> Exercise instructions
Please write out the material that follows, exactly as it stands.

— begin Entries shown —

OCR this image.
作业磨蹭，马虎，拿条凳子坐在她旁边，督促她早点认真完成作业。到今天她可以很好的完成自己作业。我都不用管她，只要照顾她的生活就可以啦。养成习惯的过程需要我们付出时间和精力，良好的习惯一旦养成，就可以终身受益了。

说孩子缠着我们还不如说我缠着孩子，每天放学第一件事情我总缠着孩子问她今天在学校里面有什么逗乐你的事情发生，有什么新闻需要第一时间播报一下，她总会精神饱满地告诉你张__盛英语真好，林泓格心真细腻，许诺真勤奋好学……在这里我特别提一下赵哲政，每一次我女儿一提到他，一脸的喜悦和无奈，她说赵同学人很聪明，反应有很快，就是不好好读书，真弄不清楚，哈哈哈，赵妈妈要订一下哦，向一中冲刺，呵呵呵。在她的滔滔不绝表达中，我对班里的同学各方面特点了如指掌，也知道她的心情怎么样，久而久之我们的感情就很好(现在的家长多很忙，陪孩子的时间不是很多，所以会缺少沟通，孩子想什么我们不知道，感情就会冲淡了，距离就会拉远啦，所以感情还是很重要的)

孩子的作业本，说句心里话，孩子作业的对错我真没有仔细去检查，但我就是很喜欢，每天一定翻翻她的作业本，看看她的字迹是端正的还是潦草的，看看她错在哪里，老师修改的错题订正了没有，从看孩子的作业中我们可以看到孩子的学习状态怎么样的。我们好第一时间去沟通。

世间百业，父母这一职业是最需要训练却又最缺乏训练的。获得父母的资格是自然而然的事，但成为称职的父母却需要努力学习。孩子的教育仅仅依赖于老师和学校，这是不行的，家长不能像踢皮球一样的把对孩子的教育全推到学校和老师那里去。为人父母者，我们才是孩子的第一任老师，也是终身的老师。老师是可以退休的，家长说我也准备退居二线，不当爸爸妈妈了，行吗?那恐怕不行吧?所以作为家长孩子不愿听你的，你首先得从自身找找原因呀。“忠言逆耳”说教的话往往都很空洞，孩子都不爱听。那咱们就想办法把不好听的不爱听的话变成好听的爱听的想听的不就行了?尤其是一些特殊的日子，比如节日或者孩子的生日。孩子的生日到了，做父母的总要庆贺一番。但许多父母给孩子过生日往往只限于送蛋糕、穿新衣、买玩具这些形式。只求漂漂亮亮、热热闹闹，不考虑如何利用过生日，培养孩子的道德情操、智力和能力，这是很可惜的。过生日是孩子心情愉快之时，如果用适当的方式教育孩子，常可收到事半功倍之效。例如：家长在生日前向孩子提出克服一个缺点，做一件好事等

— end Entries shown —

> Complete response
OCR this image.
作业磨蹭，马虎，拿条凳子坐在她旁边，督促她早点认真完成作业。到今天她可以很好的完成自己作业。我都不用管她，只要照顾她的生活就可以啦。养成习惯的过程需要我们付出时间和精力，良好的习惯一旦养成，就可以终身受益了。

说孩子缠着我们还不如说我缠着孩子，每天放学第一件事情我总缠着孩子问她今天在学校里面有什么逗乐你的事情发生，有什么新闻需要第一时间播报一下，她总会精神饱满地告诉你张__盛英语真好，林泓格心真细腻，许诺真勤奋好学……在这里我特别提一下赵哲政，每一次我女儿一提到他，一脸的喜悦和无奈，她说赵同学人很聪明，反应有很快，就是不好好读书，真弄不清楚，哈哈哈，赵妈妈要订一下哦，向一中冲刺，呵呵呵。在她的滔滔不绝表达中，我对班里的同学各方面特点了如指掌，也知道她的心情怎么样，久而久之我们的感情就很好(现在的家长多很忙，陪孩子的时间不是很多，所以会缺少沟通，孩子想什么我们不知道，感情就会冲淡了，距离就会拉远啦，所以感情还是很重要的)

孩子的作业本，说句心里话，孩子作业的对错我真没有仔细去检查，但我就是很喜欢，每天一定翻翻她的作业本，看看她的字迹是端正的还是潦草的，看看她错在哪里，老师修改的错题订正了没有，从看孩子的作业中我们可以看到孩子的学习状态怎么样的。我们好第一时间去沟通。

世间百业，父母这一职业是最需要训练却又最缺乏训练的。获得父母的资格是自然而然的事，但成为称职的父母却需要努力学习。孩子的教育仅仅依赖于老师和学校，这是不行的，家长不能像踢皮球一样的把对孩子的教育全推到学校和老师那里去。为人父母者，我们才是孩子的第一任老师，也是终身的老师。老师是可以退休的，家长说我也准备退居二线，不当爸爸妈妈了，行吗?那恐怕不行吧?所以作为家长孩子不愿听你的，你首先得从自身找找原因呀。“忠言逆耳”说教的话往往都很空洞，孩子都不爱听。那咱们就想办法把不好听的不爱听的话变成好听的爱听的想听的不就行了?尤其是一些特殊的日子，比如节日或者孩子的生日。孩子的生日到了，做父母的总要庆贺一番。但许多父母给孩子过生日往往只限于送蛋糕、穿新衣、买玩具这些形式。只求漂漂亮亮、热热闹闹，不考虑如何利用过生日，培养孩子的道德情操、智力和能力，这是很可惜的。过生日是孩子心情愉快之时，如果用适当的方式教育孩子，常可收到事半功倍之效。例如：家长在生日前向孩子提出克服一个缺点，做一件好事等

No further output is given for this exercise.